• _Excerpt to read_
Many parents look forward to seeing their baby’s first teeth appear. Knowing what to expect and what to do will help ease your child’s discomfort.
When Do Baby Teeth First Start to Appear?
Usually, a baby will show signs of teething around six months, but babies can get their first teeth as early as three months. If you or other close family members got your baby teeth early, there’s a good chance your baby will too. Chewing on toys or fingers or biting can encourage teeth to arrive sooner rather than later.
Generally, the first teeth to appear are the two teeth right at the front of the lower jaw, called the lower central incisors. These are soon followed by the upper front teeth, called upper central incisors, and the upper lateral incisors, which are the two teeth on either side. These lateral incisors usually come through between the age of 8 months to a year. Your baby can expect to get their lower lateral incisors anywhere between 10 months and 16 months.
The very last teeth to make an appearance are the molars. The exact timing can vary quite a bit, but generally, the molars in the upper jaw begin erupting between the age of 13 months and 20 months. The lower molars come through between 14 and 18 months.
How Can I Tell If My Baby Is Teething?
Various signs can indicate your baby is beginning to get their teeth. If you look at their gums, they may look as if they are bulging, red and swollen. Your baby may begin to drool more frequently, and they might have a facial rash, or their cheeks will begin to look flushed. Children who are teething will often start to chew or suck on their toys or fist. Another common sign is noticing your child is pulling their ear on the same side of their face as an erupting tooth. The discomfort caused by teething can create difficulties with feeding, and your baby might become restless during the night or cry more frequently. Some children develop diarrhoea or a fever.

• _Exercise description_
Name every kind of tooth that the text on baby teeth mentions. The records aren't needed for any of this.

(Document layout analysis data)
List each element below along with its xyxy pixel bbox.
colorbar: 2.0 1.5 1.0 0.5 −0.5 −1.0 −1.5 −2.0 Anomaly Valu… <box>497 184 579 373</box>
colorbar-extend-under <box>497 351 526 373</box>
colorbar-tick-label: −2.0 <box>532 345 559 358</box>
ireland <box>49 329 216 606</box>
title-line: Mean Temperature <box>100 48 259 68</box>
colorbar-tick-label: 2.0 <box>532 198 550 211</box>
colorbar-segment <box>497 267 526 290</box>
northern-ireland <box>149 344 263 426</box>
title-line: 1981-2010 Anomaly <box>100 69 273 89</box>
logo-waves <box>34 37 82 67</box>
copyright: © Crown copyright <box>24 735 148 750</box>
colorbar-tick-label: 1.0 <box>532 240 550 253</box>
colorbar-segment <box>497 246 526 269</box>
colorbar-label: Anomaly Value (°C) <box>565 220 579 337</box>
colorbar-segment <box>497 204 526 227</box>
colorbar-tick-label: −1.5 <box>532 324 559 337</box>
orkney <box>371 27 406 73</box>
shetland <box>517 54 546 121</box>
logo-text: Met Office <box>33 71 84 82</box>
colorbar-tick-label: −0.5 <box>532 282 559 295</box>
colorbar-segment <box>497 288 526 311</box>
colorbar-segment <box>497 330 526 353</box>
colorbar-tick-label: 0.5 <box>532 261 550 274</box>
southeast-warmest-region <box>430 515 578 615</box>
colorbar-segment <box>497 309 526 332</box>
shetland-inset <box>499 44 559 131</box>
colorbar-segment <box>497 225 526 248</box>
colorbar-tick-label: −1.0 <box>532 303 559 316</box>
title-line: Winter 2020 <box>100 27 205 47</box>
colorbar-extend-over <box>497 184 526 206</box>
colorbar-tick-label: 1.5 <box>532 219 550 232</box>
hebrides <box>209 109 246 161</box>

• _Output for this task_
- Lower central incisors
- Upper central incisors
- Upper lateral incisors
- Lower lateral incisors
- Molars